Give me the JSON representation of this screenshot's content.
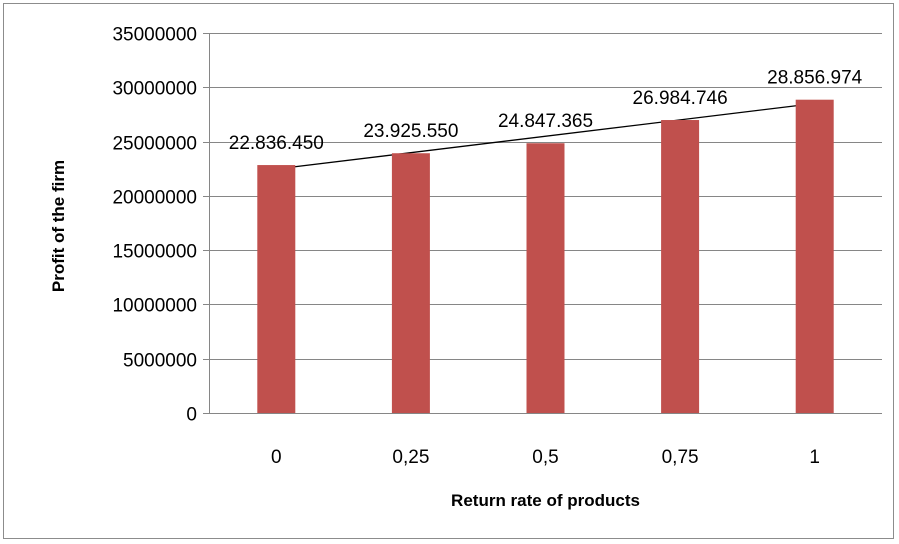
{
  "chart_data": {
    "type": "bar",
    "categories": [
      "0",
      "0,25",
      "0,5",
      "0,75",
      "1"
    ],
    "values": [
      22836450,
      23925550,
      24847365,
      26984746,
      28856974
    ],
    "data_labels": [
      "22.836.450",
      "23.925.550",
      "24.847.365",
      "26.984.746",
      "28.856.974"
    ],
    "xlabel": "Return rate of products",
    "ylabel": "Profit of the firm",
    "ylim": [
      0,
      35000000
    ],
    "yticks": [
      0,
      5000000,
      10000000,
      15000000,
      20000000,
      25000000,
      30000000,
      35000000
    ],
    "ytick_labels": [
      "0",
      "5000000",
      "10000000",
      "15000000",
      "20000000",
      "25000000",
      "30000000",
      "35000000"
    ],
    "grid": true,
    "legend": "none",
    "trendline": "linear",
    "colors": {
      "bar": "#c0504d",
      "gridline": "#868686",
      "trendline": "#000000",
      "border": "#8c8c8c"
    }
  }
}
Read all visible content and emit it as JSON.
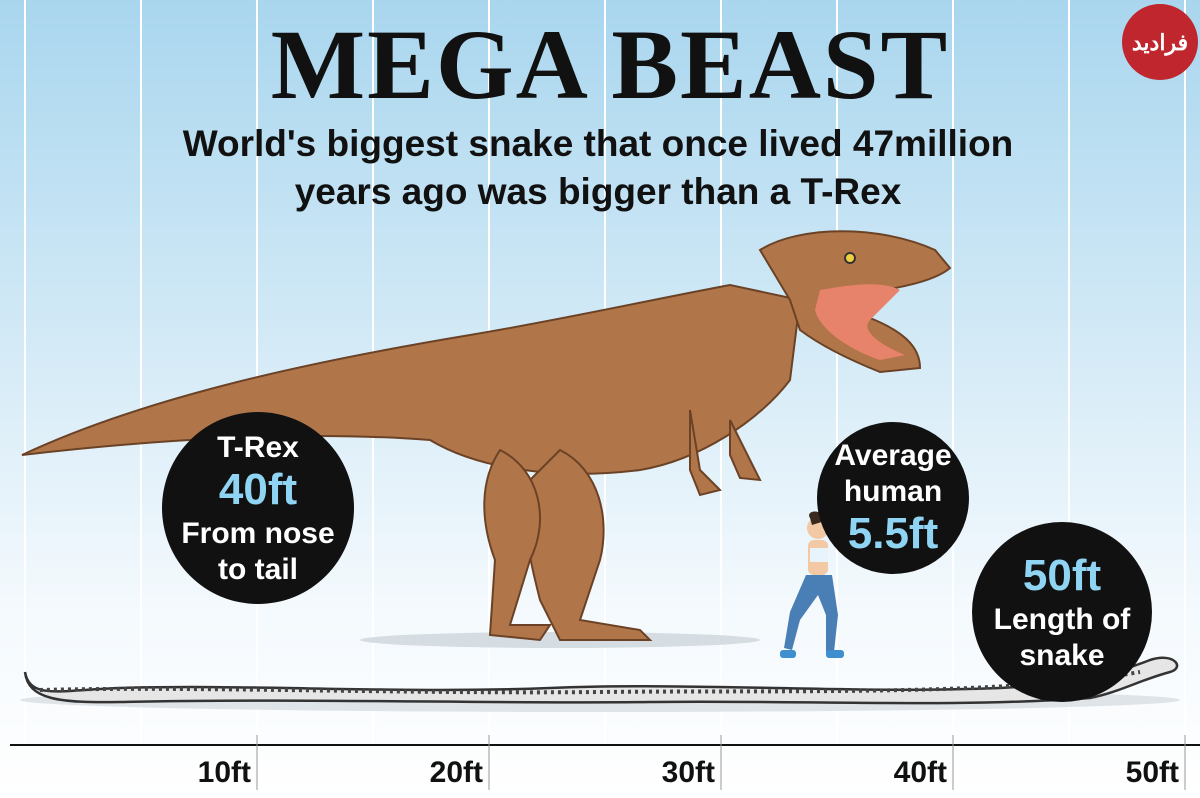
{
  "header": {
    "title": "MEGA BEAST",
    "subtitle_lines": [
      "World's biggest snake that once lived 47million",
      "years ago was bigger than a T-Rex"
    ]
  },
  "logo": "فرادید",
  "callouts": [
    {
      "top": [
        "T-Rex"
      ],
      "value": "40ft",
      "bottom": [
        "From nose",
        "to tail"
      ]
    },
    {
      "top": [
        "Average",
        "human"
      ],
      "value": "5.5ft"
    },
    {
      "value": "50ft",
      "bottom": [
        "Length of",
        "snake"
      ]
    }
  ],
  "scale": [
    "10ft",
    "20ft",
    "30ft",
    "40ft",
    "50ft"
  ]
}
•••••
→ EXERCISE INSTRUCTIONS
Pull out all lines containing "content".

→ ANSWER TO THE PROBLEM
Give me the JSON representation of this screenshot's content.
Read all visible content and emit it as JSON.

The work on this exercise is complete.